> [WHAT THE TASK REQUIRES] Across the listing below, how many lines hold "name"? Reply with the number by itself.

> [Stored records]
:::
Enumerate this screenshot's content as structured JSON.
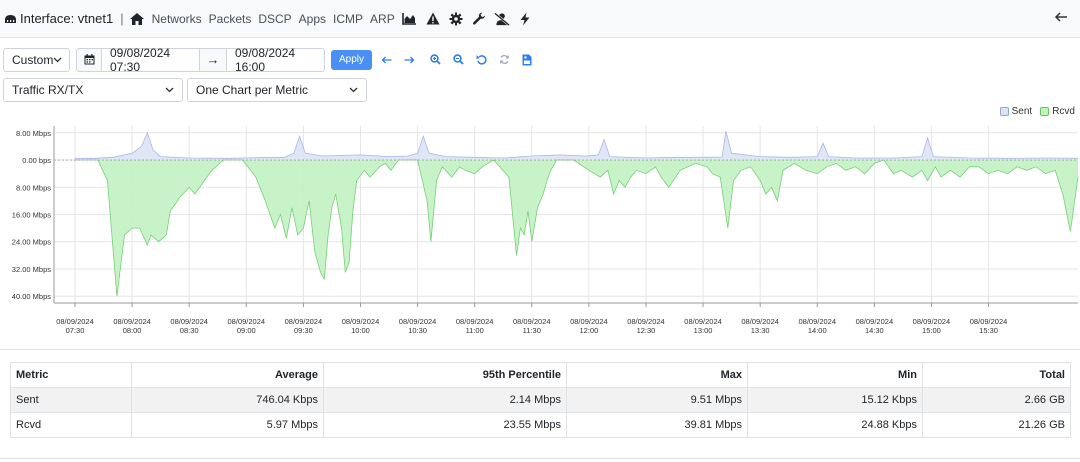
{
  "header": {
    "title": "Interface: vtnet1",
    "separator": "|",
    "nav": [
      {
        "label": "Networks"
      },
      {
        "label": "Packets"
      },
      {
        "label": "DSCP"
      },
      {
        "label": "Apps"
      },
      {
        "label": "ICMP"
      },
      {
        "label": "ARP"
      }
    ],
    "icons": [
      "server-icon",
      "home-icon",
      "area-chart-icon",
      "alert-icon",
      "gear-icon",
      "wrench-icon",
      "user-slash-icon",
      "bolt-icon",
      "back-arrow-icon"
    ]
  },
  "toolbar": {
    "range_select": "Custom",
    "start": "09/08/2024 07:30",
    "arrow": "→",
    "end": "09/08/2024 16:00",
    "apply": "Apply"
  },
  "selects": {
    "metric": "Traffic RX/TX",
    "layout": "One Chart per Metric"
  },
  "legend": [
    {
      "name": "Sent",
      "color": "#dde3f5"
    },
    {
      "name": "Rcvd",
      "color": "#c2f2c2"
    }
  ],
  "chart_data": {
    "type": "area",
    "ytick_labels": [
      "8.00 Mbps",
      "0.00 bps",
      "8.00 Mbps",
      "16.00 Mbps",
      "24.00 Mbps",
      "32.00 Mbps",
      "40.00 Mbps"
    ],
    "xtick_labels": [
      {
        "date": "08/09/2024",
        "time": "07:30"
      },
      {
        "date": "08/09/2024",
        "time": "08:00"
      },
      {
        "date": "08/09/2024",
        "time": "08:30"
      },
      {
        "date": "08/09/2024",
        "time": "09:00"
      },
      {
        "date": "08/09/2024",
        "time": "09:30"
      },
      {
        "date": "08/09/2024",
        "time": "10:00"
      },
      {
        "date": "08/09/2024",
        "time": "10:30"
      },
      {
        "date": "08/09/2024",
        "time": "11:00"
      },
      {
        "date": "08/09/2024",
        "time": "11:30"
      },
      {
        "date": "08/09/2024",
        "time": "12:00"
      },
      {
        "date": "08/09/2024",
        "time": "12:30"
      },
      {
        "date": "08/09/2024",
        "time": "13:00"
      },
      {
        "date": "08/09/2024",
        "time": "13:30"
      },
      {
        "date": "08/09/2024",
        "time": "14:00"
      },
      {
        "date": "08/09/2024",
        "time": "14:30"
      },
      {
        "date": "08/09/2024",
        "time": "15:00"
      },
      {
        "date": "08/09/2024",
        "time": "15:30"
      }
    ],
    "y_unit": "Mbps",
    "ylim": [
      -42,
      10
    ],
    "x_minutes_range": [
      0,
      527
    ],
    "grid": true,
    "legend_position": "top-right",
    "series": [
      {
        "name": "Sent",
        "color": "#dde3f5",
        "stroke": "#aab7e6",
        "points": [
          [
            0,
            0.5
          ],
          [
            10,
            0.5
          ],
          [
            20,
            0.8
          ],
          [
            30,
            2
          ],
          [
            35,
            4
          ],
          [
            38,
            8
          ],
          [
            41,
            3
          ],
          [
            45,
            1
          ],
          [
            60,
            0.6
          ],
          [
            80,
            0.5
          ],
          [
            95,
            0.7
          ],
          [
            110,
            0.8
          ],
          [
            115,
            2
          ],
          [
            118,
            7
          ],
          [
            121,
            2
          ],
          [
            130,
            1.2
          ],
          [
            150,
            1.5
          ],
          [
            165,
            1
          ],
          [
            175,
            1.2
          ],
          [
            180,
            2
          ],
          [
            183,
            7
          ],
          [
            186,
            2
          ],
          [
            195,
            1
          ],
          [
            210,
            0.8
          ],
          [
            225,
            0.6
          ],
          [
            240,
            1.2
          ],
          [
            255,
            1.5
          ],
          [
            268,
            1.2
          ],
          [
            275,
            1.5
          ],
          [
            278,
            6
          ],
          [
            281,
            1
          ],
          [
            300,
            0.6
          ],
          [
            315,
            0.8
          ],
          [
            330,
            0.8
          ],
          [
            340,
            0.9
          ],
          [
            342,
            8.5
          ],
          [
            345,
            2
          ],
          [
            360,
            1
          ],
          [
            375,
            0.8
          ],
          [
            390,
            1
          ],
          [
            393,
            5
          ],
          [
            396,
            1
          ],
          [
            410,
            0.6
          ],
          [
            430,
            0.6
          ],
          [
            445,
            1
          ],
          [
            448,
            6.5
          ],
          [
            451,
            1
          ],
          [
            470,
            0.6
          ],
          [
            490,
            0.5
          ],
          [
            510,
            0.6
          ],
          [
            527,
            0.5
          ]
        ]
      },
      {
        "name": "Rcvd",
        "color": "#c2f2c2",
        "stroke": "#76cf76",
        "points": [
          [
            0,
            0
          ],
          [
            12,
            0
          ],
          [
            17,
            -6
          ],
          [
            22,
            -40
          ],
          [
            26,
            -22
          ],
          [
            30,
            -20
          ],
          [
            34,
            -20
          ],
          [
            38,
            -25
          ],
          [
            40,
            -22
          ],
          [
            44,
            -24
          ],
          [
            48,
            -22
          ],
          [
            50,
            -15
          ],
          [
            55,
            -11
          ],
          [
            60,
            -8
          ],
          [
            63,
            -10
          ],
          [
            68,
            -6
          ],
          [
            72,
            -3
          ],
          [
            78,
            0
          ],
          [
            88,
            0
          ],
          [
            95,
            -5
          ],
          [
            100,
            -12
          ],
          [
            105,
            -20
          ],
          [
            108,
            -16
          ],
          [
            111,
            -23
          ],
          [
            114,
            -14
          ],
          [
            117,
            -22
          ],
          [
            120,
            -20
          ],
          [
            123,
            -12
          ],
          [
            126,
            -27
          ],
          [
            129,
            -33
          ],
          [
            131,
            -35
          ],
          [
            133,
            -22
          ],
          [
            135,
            -14
          ],
          [
            137,
            -10
          ],
          [
            140,
            -20
          ],
          [
            142,
            -33
          ],
          [
            144,
            -30
          ],
          [
            146,
            -15
          ],
          [
            148,
            -6
          ],
          [
            152,
            -3
          ],
          [
            155,
            -5
          ],
          [
            160,
            -2
          ],
          [
            163,
            -1
          ],
          [
            166,
            -3
          ],
          [
            170,
            0
          ],
          [
            180,
            0
          ],
          [
            185,
            -12
          ],
          [
            187,
            -24
          ],
          [
            190,
            -6
          ],
          [
            193,
            -2
          ],
          [
            198,
            -5
          ],
          [
            202,
            -2
          ],
          [
            205,
            -3
          ],
          [
            210,
            -4
          ],
          [
            214,
            -2
          ],
          [
            220,
            0
          ],
          [
            228,
            -5
          ],
          [
            232,
            -28
          ],
          [
            234,
            -20
          ],
          [
            236,
            -22
          ],
          [
            238,
            -15
          ],
          [
            240,
            -24
          ],
          [
            243,
            -14
          ],
          [
            246,
            -10
          ],
          [
            248,
            -6
          ],
          [
            250,
            -3
          ],
          [
            253,
            0
          ],
          [
            262,
            0
          ],
          [
            270,
            -3
          ],
          [
            276,
            -5
          ],
          [
            280,
            -3
          ],
          [
            283,
            -10
          ],
          [
            286,
            -6
          ],
          [
            289,
            -8
          ],
          [
            292,
            -5
          ],
          [
            295,
            -3
          ],
          [
            300,
            -4
          ],
          [
            305,
            -2
          ],
          [
            308,
            -5
          ],
          [
            312,
            -8
          ],
          [
            318,
            -3
          ],
          [
            322,
            -2
          ],
          [
            326,
            -1
          ],
          [
            332,
            -2
          ],
          [
            335,
            -4
          ],
          [
            339,
            -5
          ],
          [
            343,
            -20
          ],
          [
            346,
            -6
          ],
          [
            350,
            -3
          ],
          [
            355,
            -2
          ],
          [
            360,
            -6
          ],
          [
            363,
            -10
          ],
          [
            366,
            -8
          ],
          [
            369,
            -12
          ],
          [
            372,
            -3
          ],
          [
            378,
            -1
          ],
          [
            384,
            -3
          ],
          [
            390,
            -4
          ],
          [
            395,
            -2
          ],
          [
            400,
            -1
          ],
          [
            405,
            -3
          ],
          [
            410,
            -2
          ],
          [
            415,
            -4
          ],
          [
            420,
            -1
          ],
          [
            425,
            0
          ],
          [
            430,
            -4
          ],
          [
            434,
            -3
          ],
          [
            440,
            -5
          ],
          [
            445,
            -3
          ],
          [
            448,
            -6
          ],
          [
            452,
            -2
          ],
          [
            455,
            -5
          ],
          [
            460,
            -3
          ],
          [
            465,
            -5
          ],
          [
            470,
            -2
          ],
          [
            475,
            -2
          ],
          [
            480,
            -4
          ],
          [
            485,
            -3
          ],
          [
            490,
            -4
          ],
          [
            495,
            -2
          ],
          [
            500,
            -3
          ],
          [
            505,
            -2
          ],
          [
            510,
            -4
          ],
          [
            515,
            -3
          ],
          [
            519,
            -10
          ],
          [
            523,
            -21
          ],
          [
            527,
            -5
          ]
        ]
      }
    ]
  },
  "table": {
    "headers": [
      "Metric",
      "Average",
      "95th Percentile",
      "Max",
      "Min",
      "Total"
    ],
    "rows": [
      [
        "Sent",
        "746.04 Kbps",
        "2.14 Mbps",
        "9.51 Mbps",
        "15.12 Kbps",
        "2.66 GB"
      ],
      [
        "Rcvd",
        "5.97 Mbps",
        "23.55 Mbps",
        "39.81 Mbps",
        "24.88 Kbps",
        "21.26 GB"
      ]
    ]
  }
}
:::
> [ANSWER FOR THE TASK] 4